─── MATERIAL ───
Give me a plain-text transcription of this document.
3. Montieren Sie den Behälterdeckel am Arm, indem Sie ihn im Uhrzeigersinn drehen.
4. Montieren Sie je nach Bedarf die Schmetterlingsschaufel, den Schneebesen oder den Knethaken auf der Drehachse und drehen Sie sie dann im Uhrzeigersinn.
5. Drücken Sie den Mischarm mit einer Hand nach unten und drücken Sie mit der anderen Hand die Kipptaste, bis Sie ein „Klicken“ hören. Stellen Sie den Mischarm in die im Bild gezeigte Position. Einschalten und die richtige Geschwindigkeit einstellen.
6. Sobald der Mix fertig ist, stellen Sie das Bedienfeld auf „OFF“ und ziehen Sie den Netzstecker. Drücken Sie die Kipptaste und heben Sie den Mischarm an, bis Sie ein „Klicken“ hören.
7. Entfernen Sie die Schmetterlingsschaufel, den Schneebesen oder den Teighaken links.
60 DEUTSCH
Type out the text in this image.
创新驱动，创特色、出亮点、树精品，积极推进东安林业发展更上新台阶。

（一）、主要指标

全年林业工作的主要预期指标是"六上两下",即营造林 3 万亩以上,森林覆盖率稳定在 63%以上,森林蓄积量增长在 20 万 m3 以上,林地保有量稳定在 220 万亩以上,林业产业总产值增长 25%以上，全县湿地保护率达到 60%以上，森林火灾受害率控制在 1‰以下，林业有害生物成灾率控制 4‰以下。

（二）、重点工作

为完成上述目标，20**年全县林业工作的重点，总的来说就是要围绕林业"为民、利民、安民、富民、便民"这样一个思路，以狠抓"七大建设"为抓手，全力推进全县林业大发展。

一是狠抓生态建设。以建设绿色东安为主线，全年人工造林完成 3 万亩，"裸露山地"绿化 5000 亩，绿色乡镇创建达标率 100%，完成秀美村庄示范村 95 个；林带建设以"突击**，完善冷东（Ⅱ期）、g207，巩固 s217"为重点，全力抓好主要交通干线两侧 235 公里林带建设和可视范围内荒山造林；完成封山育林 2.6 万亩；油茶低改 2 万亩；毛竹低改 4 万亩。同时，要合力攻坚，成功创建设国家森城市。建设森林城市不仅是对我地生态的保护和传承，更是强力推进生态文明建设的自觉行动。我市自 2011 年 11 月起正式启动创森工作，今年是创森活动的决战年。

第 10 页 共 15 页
───
DO THIS: From the data, pick out every line that includes "Mischarm".

WRITTEN RESPONSE:
5. Drücken Sie den Mischarm mit einer Hand nach unten und drücken Sie mit der anderen Hand die Kipptaste, bis Sie ein „Klicken“ hören. Stellen Sie den Mischarm in die im Bild gezeigte Position. Einschalten und die richtige Geschwindigkeit einstellen.
6. Sobald der Mix fertig ist, stellen Sie das Bedienfeld auf „OFF“ und ziehen Sie den Netzstecker. Drücken Sie die Kipptaste und heben Sie den Mischarm an, bis Sie ein „Klicken“ hören.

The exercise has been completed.